*RAW DATA*:
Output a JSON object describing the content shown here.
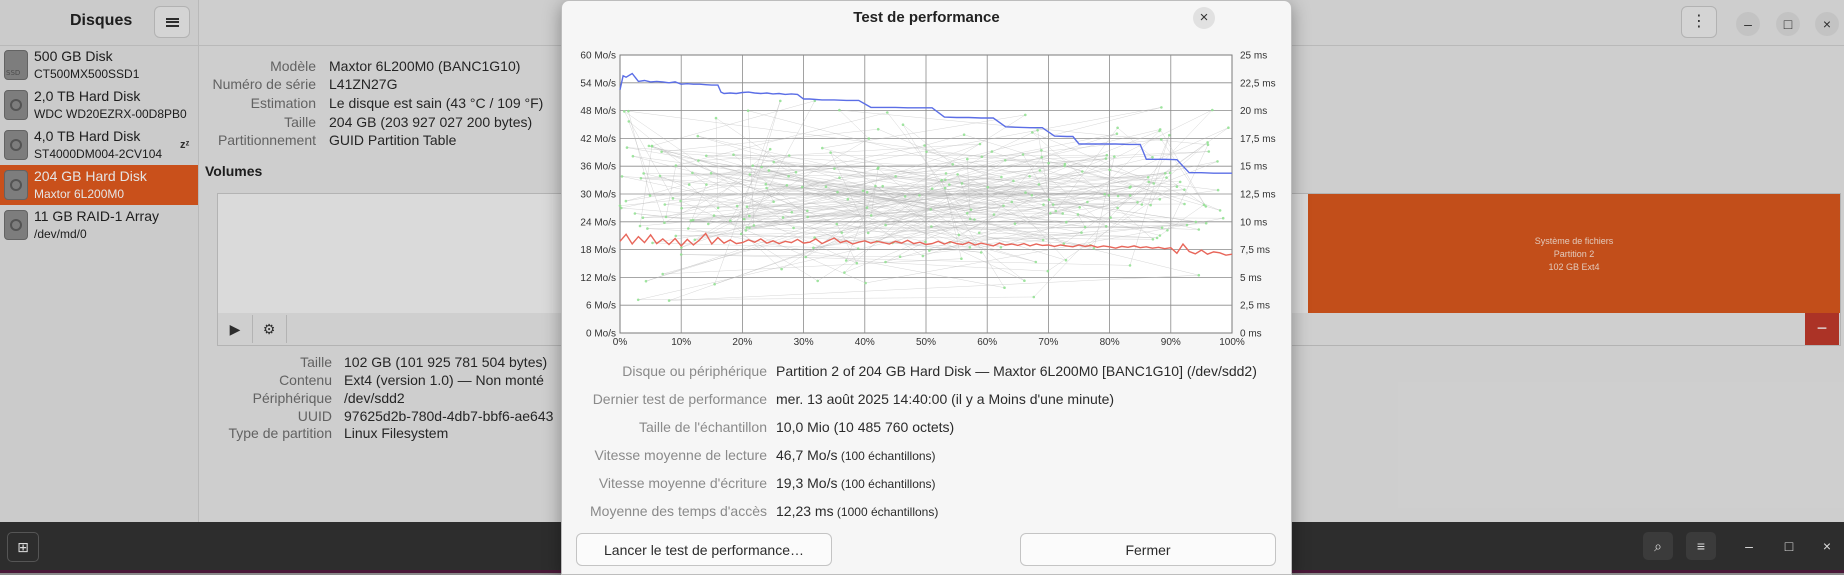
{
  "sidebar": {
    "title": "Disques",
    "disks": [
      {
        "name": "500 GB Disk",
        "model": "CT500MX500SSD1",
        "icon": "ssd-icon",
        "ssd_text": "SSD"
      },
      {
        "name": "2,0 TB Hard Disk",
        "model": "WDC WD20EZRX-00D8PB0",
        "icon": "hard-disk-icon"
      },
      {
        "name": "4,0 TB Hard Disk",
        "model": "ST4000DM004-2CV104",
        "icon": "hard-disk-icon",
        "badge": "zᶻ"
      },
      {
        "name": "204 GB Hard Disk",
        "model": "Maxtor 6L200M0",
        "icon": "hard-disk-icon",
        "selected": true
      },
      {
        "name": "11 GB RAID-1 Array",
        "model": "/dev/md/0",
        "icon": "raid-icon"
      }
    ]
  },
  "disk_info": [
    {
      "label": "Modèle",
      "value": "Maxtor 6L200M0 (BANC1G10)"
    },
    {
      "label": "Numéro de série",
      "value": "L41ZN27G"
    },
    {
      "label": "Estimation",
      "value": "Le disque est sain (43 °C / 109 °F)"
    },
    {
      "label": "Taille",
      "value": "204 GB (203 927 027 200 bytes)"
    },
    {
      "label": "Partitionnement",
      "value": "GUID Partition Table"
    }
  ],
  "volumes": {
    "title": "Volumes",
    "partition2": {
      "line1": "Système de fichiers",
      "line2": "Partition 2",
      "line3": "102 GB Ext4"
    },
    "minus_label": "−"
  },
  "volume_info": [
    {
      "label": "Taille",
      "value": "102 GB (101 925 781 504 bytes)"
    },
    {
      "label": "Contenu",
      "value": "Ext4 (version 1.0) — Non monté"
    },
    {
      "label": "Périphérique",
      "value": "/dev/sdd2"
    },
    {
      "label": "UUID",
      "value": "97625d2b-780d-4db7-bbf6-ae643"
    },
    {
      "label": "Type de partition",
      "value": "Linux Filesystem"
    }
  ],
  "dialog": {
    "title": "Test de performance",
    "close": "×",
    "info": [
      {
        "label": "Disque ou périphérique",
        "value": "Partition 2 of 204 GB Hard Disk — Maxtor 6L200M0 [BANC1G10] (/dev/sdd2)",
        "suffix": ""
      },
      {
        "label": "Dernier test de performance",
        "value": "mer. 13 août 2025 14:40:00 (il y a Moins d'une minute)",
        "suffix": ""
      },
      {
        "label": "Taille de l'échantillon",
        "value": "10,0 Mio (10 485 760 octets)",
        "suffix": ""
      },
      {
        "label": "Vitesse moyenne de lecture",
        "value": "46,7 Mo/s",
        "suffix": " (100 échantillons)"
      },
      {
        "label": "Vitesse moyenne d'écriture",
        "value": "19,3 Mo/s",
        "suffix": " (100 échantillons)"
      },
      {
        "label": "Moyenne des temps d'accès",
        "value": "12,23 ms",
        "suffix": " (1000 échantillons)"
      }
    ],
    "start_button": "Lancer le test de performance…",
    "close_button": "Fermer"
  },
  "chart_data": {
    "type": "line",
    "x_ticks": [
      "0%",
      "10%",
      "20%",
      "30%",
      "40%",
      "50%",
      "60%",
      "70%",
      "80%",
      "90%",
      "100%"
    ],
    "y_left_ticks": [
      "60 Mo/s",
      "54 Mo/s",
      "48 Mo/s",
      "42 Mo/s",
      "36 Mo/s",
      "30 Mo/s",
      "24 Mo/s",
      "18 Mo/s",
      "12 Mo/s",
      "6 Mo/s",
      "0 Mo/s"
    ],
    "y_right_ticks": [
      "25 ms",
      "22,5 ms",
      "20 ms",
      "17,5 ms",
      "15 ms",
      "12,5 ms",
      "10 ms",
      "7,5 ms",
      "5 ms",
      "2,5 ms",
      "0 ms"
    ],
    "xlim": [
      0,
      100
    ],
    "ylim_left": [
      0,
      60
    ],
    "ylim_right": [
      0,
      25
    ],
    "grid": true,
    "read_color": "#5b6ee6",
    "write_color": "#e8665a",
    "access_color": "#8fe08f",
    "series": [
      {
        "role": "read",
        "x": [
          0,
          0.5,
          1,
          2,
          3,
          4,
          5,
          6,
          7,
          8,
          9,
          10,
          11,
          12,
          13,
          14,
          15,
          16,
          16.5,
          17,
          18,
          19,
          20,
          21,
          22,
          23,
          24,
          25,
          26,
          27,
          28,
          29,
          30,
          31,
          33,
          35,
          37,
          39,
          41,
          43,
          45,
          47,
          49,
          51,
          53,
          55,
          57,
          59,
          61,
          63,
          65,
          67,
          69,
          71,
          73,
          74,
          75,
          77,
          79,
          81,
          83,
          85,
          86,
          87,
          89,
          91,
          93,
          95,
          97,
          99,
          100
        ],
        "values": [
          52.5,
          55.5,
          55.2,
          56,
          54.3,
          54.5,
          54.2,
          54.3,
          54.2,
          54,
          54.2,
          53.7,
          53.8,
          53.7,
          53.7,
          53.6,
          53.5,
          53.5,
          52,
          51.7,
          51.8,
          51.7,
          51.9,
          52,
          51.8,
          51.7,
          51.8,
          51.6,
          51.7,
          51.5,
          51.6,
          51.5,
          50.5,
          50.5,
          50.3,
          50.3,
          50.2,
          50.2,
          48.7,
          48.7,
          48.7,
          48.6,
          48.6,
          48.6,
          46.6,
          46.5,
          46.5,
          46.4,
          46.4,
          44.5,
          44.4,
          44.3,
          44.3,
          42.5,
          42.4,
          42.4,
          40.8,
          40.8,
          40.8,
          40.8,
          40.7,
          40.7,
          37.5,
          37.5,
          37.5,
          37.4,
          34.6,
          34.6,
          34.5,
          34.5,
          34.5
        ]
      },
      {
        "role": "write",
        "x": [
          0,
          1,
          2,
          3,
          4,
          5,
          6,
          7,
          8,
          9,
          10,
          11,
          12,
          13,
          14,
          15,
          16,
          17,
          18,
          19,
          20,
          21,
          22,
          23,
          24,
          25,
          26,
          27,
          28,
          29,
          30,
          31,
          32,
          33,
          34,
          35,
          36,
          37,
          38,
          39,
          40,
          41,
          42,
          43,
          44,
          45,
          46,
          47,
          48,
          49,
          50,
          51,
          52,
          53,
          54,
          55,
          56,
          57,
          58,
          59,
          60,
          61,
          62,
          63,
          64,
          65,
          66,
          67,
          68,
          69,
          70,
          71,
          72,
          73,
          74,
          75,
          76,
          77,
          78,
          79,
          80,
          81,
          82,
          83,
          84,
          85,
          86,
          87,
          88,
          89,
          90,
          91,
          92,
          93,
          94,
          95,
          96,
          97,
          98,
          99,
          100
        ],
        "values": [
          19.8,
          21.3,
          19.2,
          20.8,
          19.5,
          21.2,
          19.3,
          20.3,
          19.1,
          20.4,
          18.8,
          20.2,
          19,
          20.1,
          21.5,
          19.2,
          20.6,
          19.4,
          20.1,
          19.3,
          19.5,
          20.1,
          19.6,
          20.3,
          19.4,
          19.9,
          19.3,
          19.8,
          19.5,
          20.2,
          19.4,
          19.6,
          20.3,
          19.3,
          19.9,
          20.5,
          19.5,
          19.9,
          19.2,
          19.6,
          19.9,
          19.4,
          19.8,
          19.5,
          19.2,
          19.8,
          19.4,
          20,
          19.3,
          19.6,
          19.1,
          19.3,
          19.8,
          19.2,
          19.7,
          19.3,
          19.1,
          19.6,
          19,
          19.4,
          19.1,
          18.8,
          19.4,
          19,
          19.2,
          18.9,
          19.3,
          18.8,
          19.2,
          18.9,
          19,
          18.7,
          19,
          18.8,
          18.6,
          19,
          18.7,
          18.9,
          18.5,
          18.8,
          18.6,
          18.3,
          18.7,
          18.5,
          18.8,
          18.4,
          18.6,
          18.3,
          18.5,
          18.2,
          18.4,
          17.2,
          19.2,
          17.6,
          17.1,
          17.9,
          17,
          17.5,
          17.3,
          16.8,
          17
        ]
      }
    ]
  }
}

*YOUR INSTRUCTIONS*: Count how many lines in the data above hold the string "bytes", and give the number with no other words.

*FINAL ANSWER*: 2